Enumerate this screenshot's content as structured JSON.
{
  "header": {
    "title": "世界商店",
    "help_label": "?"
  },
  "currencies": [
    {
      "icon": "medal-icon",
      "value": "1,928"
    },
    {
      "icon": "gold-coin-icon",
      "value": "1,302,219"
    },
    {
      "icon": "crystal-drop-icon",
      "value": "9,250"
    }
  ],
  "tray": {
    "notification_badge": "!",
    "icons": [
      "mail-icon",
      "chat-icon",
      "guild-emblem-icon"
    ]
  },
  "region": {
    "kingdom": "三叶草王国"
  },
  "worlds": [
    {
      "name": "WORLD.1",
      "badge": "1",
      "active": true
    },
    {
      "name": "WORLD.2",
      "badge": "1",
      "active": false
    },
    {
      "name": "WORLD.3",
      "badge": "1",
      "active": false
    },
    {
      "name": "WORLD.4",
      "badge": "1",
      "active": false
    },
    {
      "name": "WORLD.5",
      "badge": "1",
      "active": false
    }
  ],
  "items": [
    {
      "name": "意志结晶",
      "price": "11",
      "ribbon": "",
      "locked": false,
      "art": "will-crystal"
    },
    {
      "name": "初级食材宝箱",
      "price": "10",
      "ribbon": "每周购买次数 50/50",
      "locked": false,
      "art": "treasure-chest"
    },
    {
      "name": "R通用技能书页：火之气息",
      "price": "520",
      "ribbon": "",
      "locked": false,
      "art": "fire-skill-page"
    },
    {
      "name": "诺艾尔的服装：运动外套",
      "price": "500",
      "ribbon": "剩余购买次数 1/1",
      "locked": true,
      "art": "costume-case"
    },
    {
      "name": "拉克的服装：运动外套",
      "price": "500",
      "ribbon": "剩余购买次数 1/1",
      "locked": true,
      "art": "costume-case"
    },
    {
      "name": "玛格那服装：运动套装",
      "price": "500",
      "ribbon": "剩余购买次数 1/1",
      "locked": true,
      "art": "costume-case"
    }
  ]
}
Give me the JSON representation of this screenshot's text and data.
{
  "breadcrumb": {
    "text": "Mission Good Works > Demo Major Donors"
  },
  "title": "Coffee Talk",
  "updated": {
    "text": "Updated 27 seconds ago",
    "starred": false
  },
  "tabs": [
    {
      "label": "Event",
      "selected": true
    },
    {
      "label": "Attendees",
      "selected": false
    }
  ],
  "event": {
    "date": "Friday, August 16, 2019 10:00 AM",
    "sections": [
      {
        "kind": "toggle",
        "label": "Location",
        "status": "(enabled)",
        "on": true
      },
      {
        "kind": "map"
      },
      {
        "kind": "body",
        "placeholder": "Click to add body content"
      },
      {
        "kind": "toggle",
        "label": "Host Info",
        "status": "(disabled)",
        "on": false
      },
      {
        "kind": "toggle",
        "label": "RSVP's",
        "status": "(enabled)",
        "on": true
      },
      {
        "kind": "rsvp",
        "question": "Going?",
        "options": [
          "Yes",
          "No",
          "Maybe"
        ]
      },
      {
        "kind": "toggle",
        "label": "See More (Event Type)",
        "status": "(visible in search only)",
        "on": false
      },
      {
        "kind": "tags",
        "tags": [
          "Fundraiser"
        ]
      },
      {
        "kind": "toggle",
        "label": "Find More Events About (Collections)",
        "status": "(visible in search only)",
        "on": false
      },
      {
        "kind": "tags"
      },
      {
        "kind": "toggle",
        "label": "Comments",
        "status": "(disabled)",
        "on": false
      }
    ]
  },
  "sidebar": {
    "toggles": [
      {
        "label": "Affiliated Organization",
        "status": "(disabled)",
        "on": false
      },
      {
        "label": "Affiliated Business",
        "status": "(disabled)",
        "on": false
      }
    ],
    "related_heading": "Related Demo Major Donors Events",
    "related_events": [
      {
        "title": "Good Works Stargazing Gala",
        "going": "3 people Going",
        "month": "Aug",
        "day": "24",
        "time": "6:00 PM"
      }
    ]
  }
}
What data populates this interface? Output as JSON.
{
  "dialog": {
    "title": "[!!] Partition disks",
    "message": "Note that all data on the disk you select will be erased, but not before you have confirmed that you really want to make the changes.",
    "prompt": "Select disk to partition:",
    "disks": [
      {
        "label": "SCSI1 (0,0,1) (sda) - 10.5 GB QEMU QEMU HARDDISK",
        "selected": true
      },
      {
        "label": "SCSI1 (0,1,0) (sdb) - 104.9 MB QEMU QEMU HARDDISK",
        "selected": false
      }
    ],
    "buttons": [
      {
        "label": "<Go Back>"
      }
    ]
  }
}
==============================
● **DIRECTIONS**
All entries shown above should be printed again exactly.

● **COMPLETE OUTPUT**
Enumerate this screenshot's content as structured JSON.
{
  "header": {
    "title": "世界商店",
    "help_label": "?"
  },
  "currencies": [
    {
      "icon": "medal-icon",
      "value": "1,928"
    },
    {
      "icon": "gold-coin-icon",
      "value": "1,302,219"
    },
    {
      "icon": "crystal-drop-icon",
      "value": "9,250"
    }
  ],
  "tray": {
    "notification_badge": "!",
    "icons": [
      "mail-icon",
      "chat-icon",
      "guild-emblem-icon"
    ]
  },
  "region": {
    "kingdom": "三叶草王国"
  },
  "worlds": [
    {
      "name": "WORLD.1",
      "badge": "1",
      "active": true
    },
    {
      "name": "WORLD.2",
      "badge": "1",
      "active": false
    },
    {
      "name": "WORLD.3",
      "badge": "1",
      "active": false
    },
    {
      "name": "WORLD.4",
      "badge": "1",
      "active": false
    },
    {
      "name": "WORLD.5",
      "badge": "1",
      "active": false
    }
  ],
  "items": [
    {
      "name": "意志结晶",
      "price": "11",
      "ribbon": "",
      "locked": false,
      "art": "will-crystal"
    },
    {
      "name": "初级食材宝箱",
      "price": "10",
      "ribbon": "每周购买次数 50/50",
      "locked": false,
      "art": "treasure-chest"
    },
    {
      "name": "R通用技能书页：火之气息",
      "price": "520",
      "ribbon": "",
      "locked": false,
      "art": "fire-skill-page"
    },
    {
      "name": "诺艾尔的服装：运动外套",
      "price": "500",
      "ribbon": "剩余购买次数 1/1",
      "locked": true,
      "art": "costume-case"
    },
    {
      "name": "拉克的服装：运动外套",
      "price": "500",
      "ribbon": "剩余购买次数 1/1",
      "locked": true,
      "art": "costume-case"
    },
    {
      "name": "玛格那服装：运动套装",
      "price": "500",
      "ribbon": "剩余购买次数 1/1",
      "locked": true,
      "art": "costume-case"
    }
  ]
}
Give me the JSON representation of this screenshot's text and data.
{
  "breadcrumb": {
    "text": "Mission Good Works > Demo Major Donors"
  },
  "title": "Coffee Talk",
  "updated": {
    "text": "Updated 27 seconds ago",
    "starred": false
  },
  "tabs": [
    {
      "label": "Event",
      "selected": true
    },
    {
      "label": "Attendees",
      "selected": false
    }
  ],
  "event": {
    "date": "Friday, August 16, 2019 10:00 AM",
    "sections": [
      {
        "kind": "toggle",
        "label": "Location",
        "status": "(enabled)",
        "on": true
      },
      {
        "kind": "map"
      },
      {
        "kind": "body",
        "placeholder": "Click to add body content"
      },
      {
        "kind": "toggle",
        "label": "Host Info",
        "status": "(disabled)",
        "on": false
      },
      {
        "kind": "toggle",
        "label": "RSVP's",
        "status": "(enabled)",
        "on": true
      },
      {
        "kind": "rsvp",
        "question": "Going?",
        "options": [
          "Yes",
          "No",
          "Maybe"
        ]
      },
      {
        "kind": "toggle",
        "label": "See More (Event Type)",
        "status": "(visible in search only)",
        "on": false
      },
      {
        "kind": "tags",
        "tags": [
          "Fundraiser"
        ]
      },
      {
        "kind": "toggle",
        "label": "Find More Events About (Collections)",
        "status": "(visible in search only)",
        "on": false
      },
      {
        "kind": "tags"
      },
      {
        "kind": "toggle",
        "label": "Comments",
        "status": "(disabled)",
        "on": false
      }
    ]
  },
  "sidebar": {
    "toggles": [
      {
        "label": "Affiliated Organization",
        "status": "(disabled)",
        "on": false
      },
      {
        "label": "Affiliated Business",
        "status": "(disabled)",
        "on": false
      }
    ],
    "related_heading": "Related Demo Major Donors Events",
    "related_events": [
      {
        "title": "Good Works Stargazing Gala",
        "going": "3 people Going",
        "month": "Aug",
        "day": "24",
        "time": "6:00 PM"
      }
    ]
  }
}
What data populates this interface? Output as JSON.
{
  "dialog": {
    "title": "[!!] Partition disks",
    "message": "Note that all data on the disk you select will be erased, but not before you have confirmed that you really want to make the changes.",
    "prompt": "Select disk to partition:",
    "disks": [
      {
        "label": "SCSI1 (0,0,1) (sda) - 10.5 GB QEMU QEMU HARDDISK",
        "selected": true
      },
      {
        "label": "SCSI1 (0,1,0) (sdb) - 104.9 MB QEMU QEMU HARDDISK",
        "selected": false
      }
    ],
    "buttons": [
      {
        "label": "<Go Back>"
      }
    ]
  }
}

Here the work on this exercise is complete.